> INFORMATION GIVEN
--- Start ---
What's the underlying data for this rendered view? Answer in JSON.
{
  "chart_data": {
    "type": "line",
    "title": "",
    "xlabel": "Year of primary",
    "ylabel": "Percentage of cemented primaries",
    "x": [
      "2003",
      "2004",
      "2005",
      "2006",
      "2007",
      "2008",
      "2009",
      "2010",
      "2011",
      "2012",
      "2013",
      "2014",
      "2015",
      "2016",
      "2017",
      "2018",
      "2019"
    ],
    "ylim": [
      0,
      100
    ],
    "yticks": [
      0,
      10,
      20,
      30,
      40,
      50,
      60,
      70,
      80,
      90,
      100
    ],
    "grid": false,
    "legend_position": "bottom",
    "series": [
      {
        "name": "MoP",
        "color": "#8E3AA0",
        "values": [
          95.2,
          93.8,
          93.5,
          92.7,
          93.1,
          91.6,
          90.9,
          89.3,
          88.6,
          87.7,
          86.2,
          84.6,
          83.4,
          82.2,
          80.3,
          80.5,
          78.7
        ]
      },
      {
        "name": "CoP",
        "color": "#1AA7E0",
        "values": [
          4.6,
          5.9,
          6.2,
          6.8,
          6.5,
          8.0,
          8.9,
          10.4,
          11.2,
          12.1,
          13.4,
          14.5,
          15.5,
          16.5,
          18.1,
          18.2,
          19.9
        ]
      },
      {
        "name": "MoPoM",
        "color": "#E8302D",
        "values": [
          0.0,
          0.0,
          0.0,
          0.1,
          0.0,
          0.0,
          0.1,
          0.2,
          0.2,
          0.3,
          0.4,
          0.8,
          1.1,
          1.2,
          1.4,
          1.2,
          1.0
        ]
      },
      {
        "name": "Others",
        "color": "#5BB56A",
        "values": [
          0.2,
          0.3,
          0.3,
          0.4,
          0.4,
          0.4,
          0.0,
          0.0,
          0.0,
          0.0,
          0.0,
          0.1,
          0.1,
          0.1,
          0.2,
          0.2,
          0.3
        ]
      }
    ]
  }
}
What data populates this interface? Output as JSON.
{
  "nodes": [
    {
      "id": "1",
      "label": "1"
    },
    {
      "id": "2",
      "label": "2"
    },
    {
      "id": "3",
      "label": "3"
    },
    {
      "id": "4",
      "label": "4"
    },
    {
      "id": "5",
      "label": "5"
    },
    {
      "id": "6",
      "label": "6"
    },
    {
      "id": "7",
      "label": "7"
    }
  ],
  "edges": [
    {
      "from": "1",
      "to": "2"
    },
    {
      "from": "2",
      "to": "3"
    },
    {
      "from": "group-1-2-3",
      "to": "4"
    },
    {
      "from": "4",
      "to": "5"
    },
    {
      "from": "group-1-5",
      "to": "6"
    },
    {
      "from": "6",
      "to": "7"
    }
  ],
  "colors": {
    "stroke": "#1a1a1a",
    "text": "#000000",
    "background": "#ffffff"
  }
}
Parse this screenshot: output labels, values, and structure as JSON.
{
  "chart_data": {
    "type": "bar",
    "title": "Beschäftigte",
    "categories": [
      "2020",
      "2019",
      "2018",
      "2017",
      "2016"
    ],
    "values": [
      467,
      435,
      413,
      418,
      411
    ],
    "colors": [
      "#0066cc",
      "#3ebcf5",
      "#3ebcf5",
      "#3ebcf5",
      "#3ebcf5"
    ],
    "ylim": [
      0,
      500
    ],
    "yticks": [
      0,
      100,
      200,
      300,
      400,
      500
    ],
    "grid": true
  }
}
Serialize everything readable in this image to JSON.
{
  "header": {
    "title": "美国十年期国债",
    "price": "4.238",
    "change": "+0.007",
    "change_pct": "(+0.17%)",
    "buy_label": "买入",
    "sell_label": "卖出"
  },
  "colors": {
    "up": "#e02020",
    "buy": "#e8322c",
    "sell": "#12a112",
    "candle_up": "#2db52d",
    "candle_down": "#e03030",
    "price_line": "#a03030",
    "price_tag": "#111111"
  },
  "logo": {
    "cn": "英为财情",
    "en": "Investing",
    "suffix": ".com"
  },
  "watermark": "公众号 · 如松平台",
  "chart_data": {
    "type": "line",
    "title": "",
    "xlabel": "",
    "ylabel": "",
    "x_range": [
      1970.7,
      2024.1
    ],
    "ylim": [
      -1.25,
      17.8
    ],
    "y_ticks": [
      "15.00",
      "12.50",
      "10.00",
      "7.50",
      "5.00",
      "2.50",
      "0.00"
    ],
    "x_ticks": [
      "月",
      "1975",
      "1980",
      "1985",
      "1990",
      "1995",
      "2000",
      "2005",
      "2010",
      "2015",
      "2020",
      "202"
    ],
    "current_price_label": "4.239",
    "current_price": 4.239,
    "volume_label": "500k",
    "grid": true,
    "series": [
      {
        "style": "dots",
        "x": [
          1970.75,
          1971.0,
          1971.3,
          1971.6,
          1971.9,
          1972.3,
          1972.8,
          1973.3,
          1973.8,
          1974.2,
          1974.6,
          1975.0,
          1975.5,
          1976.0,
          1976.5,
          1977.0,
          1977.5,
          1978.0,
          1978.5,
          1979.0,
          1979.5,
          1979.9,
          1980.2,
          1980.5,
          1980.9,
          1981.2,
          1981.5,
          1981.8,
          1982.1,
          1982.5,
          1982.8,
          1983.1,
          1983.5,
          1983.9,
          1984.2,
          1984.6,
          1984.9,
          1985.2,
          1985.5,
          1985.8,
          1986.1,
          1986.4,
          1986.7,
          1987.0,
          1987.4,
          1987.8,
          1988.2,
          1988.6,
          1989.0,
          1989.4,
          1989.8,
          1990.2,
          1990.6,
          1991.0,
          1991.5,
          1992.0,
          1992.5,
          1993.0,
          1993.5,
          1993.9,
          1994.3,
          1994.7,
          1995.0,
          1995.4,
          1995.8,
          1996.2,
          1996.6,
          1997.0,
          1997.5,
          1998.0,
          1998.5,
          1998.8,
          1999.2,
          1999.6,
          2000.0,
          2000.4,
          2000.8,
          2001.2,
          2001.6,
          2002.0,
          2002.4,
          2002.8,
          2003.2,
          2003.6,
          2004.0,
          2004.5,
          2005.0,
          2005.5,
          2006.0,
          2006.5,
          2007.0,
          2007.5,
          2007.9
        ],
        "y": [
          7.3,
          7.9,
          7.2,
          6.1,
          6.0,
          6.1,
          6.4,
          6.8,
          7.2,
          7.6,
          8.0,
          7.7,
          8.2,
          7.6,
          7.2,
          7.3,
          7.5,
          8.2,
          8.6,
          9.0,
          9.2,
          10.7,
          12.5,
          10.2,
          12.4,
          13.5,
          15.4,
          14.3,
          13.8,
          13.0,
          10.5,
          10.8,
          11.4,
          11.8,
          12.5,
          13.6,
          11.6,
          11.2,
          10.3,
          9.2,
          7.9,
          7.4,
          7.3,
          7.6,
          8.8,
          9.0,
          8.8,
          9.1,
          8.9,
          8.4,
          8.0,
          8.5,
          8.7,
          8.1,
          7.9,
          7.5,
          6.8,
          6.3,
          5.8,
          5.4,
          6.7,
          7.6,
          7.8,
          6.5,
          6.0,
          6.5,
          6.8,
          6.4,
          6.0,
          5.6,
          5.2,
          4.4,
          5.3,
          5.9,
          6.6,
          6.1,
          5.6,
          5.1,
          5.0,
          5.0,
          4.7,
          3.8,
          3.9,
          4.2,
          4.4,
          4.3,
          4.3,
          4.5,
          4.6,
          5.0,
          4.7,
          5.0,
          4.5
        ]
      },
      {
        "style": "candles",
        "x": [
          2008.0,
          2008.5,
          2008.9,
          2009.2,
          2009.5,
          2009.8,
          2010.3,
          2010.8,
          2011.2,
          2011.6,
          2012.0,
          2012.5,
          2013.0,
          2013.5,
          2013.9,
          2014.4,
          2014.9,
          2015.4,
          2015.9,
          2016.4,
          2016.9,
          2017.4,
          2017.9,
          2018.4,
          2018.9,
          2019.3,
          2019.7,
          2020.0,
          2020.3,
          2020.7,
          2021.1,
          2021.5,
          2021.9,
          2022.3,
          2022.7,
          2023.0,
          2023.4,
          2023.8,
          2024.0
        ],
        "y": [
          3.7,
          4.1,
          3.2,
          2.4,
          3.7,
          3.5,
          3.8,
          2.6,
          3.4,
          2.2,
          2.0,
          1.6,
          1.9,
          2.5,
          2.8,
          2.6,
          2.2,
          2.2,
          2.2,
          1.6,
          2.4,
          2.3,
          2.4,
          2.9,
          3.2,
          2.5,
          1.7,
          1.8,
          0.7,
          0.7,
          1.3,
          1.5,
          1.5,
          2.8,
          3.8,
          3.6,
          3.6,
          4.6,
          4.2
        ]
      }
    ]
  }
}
--- End ---
> THE TASK
Scan the records for the string "What". Copy each line in which it appears.

> RESULT OF THE TASK
What's the underlying data for this rendered view? Answer in JSON.
What data populates this interface? Output as JSON.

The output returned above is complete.